§ **Task goal**:
Count every line in the data below where "SaaS" occurs, then state that number and nothing more.

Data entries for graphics
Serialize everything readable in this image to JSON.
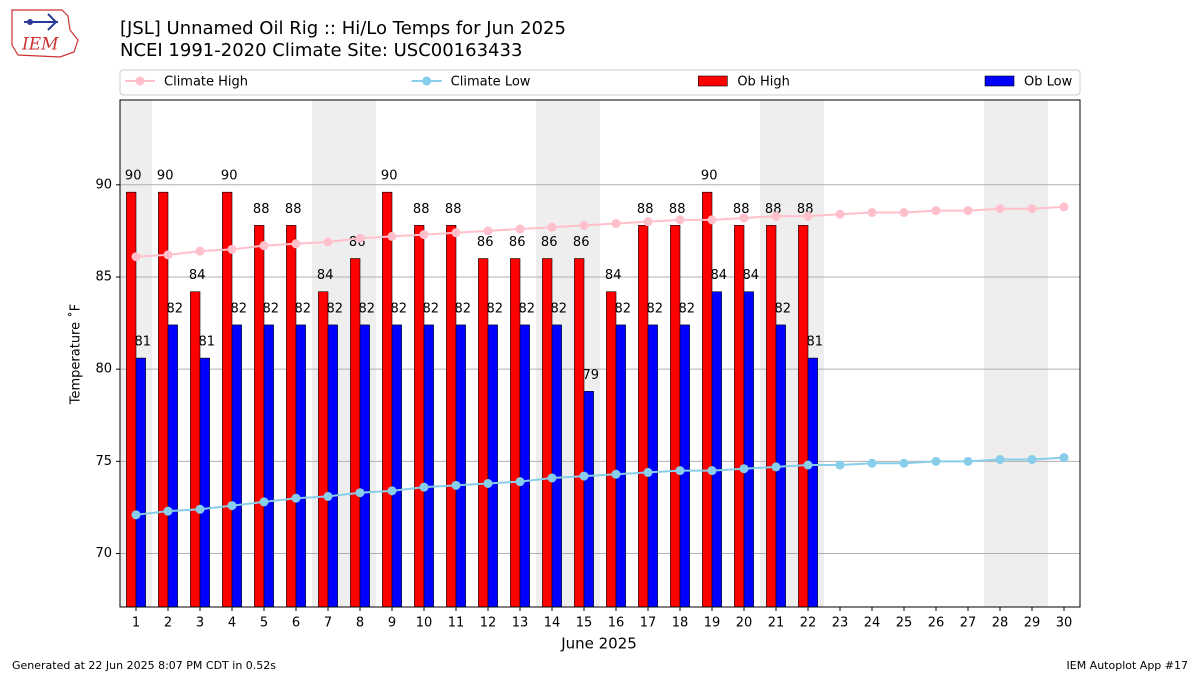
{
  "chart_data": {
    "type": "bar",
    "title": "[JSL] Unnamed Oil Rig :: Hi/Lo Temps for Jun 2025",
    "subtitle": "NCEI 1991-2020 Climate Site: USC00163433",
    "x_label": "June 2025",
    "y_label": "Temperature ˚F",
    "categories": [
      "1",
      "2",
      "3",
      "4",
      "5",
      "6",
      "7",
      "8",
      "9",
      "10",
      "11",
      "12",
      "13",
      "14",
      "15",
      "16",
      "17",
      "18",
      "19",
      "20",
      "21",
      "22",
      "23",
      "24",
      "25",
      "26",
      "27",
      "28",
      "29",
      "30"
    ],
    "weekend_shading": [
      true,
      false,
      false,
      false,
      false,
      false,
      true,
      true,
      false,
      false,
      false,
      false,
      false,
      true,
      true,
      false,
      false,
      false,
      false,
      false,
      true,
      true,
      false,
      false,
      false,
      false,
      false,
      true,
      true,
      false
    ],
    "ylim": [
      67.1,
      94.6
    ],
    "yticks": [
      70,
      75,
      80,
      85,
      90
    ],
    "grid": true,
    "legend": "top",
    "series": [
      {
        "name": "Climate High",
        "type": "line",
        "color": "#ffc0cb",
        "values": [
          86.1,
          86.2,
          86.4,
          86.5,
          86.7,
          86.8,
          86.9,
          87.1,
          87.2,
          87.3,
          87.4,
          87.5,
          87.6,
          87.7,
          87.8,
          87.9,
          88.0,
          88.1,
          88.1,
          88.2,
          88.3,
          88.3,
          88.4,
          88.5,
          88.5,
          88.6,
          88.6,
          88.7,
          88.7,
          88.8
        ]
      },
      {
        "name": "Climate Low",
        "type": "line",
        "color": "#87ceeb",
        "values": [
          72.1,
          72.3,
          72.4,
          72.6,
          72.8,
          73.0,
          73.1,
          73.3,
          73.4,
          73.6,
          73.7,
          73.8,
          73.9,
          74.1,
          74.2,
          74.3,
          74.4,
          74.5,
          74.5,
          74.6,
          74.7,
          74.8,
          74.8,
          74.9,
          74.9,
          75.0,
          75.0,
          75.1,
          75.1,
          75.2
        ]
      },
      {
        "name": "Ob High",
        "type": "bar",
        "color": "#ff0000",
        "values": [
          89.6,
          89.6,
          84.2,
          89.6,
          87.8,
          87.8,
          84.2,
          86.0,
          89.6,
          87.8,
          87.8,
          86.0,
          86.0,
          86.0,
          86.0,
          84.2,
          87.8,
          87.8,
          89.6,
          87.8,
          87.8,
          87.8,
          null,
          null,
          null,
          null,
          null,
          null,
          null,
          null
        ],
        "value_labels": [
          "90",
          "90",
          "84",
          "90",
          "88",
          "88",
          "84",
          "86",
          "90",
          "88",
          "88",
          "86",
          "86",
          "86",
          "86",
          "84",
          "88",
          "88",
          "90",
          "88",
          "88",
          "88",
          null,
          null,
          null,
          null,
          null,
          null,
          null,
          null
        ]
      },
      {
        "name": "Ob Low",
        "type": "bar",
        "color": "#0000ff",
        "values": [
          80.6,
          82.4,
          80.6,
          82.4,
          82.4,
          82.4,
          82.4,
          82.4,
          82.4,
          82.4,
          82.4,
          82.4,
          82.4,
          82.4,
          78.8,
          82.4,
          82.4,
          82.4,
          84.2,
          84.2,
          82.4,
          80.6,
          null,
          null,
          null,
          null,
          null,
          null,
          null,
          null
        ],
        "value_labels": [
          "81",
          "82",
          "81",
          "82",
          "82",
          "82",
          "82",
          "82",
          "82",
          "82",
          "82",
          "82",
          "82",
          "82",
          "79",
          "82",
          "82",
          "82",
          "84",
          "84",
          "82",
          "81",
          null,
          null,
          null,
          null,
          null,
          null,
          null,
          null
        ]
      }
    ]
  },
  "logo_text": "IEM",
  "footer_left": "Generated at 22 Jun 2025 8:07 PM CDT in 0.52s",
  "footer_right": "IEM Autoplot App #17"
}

==

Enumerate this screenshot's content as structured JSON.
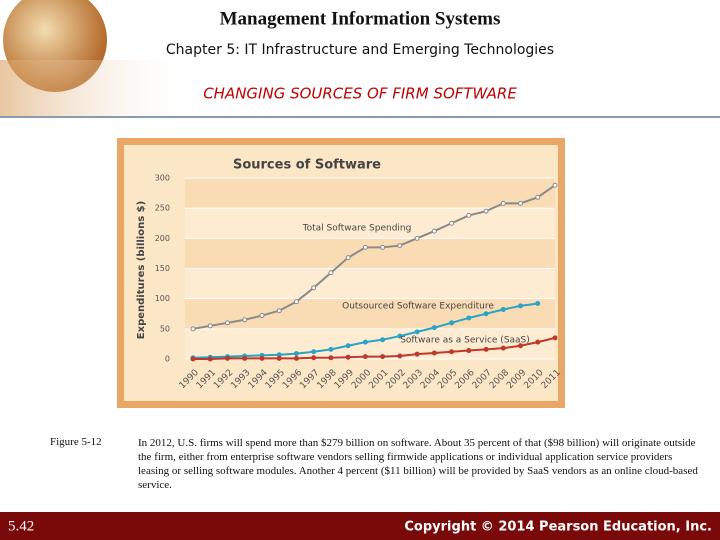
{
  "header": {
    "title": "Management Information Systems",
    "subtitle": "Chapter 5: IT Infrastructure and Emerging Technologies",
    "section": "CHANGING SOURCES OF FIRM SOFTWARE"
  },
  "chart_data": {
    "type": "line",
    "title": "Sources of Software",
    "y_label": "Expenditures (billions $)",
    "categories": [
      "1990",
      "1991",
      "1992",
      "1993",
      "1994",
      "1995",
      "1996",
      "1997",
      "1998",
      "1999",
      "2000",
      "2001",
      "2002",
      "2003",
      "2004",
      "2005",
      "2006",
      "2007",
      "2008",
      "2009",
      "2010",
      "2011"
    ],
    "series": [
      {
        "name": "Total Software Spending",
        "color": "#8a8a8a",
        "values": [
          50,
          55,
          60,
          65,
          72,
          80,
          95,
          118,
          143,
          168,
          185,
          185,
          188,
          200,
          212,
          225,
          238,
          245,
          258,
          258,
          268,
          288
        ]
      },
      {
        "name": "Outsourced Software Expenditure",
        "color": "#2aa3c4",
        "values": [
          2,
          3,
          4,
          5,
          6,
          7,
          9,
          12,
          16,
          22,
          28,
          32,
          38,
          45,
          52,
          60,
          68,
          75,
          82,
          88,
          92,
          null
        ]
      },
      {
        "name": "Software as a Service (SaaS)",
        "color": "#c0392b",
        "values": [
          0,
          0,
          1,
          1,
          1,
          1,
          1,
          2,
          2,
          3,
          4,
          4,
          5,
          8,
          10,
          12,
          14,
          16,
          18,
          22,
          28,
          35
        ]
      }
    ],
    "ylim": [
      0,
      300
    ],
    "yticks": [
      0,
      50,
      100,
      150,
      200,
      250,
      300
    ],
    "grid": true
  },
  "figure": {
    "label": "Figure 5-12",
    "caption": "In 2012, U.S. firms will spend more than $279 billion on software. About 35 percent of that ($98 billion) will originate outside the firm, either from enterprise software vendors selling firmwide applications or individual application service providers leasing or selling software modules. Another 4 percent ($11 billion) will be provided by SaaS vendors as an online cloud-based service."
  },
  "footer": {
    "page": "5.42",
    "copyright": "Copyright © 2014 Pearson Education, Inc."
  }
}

§ **Final result**:
2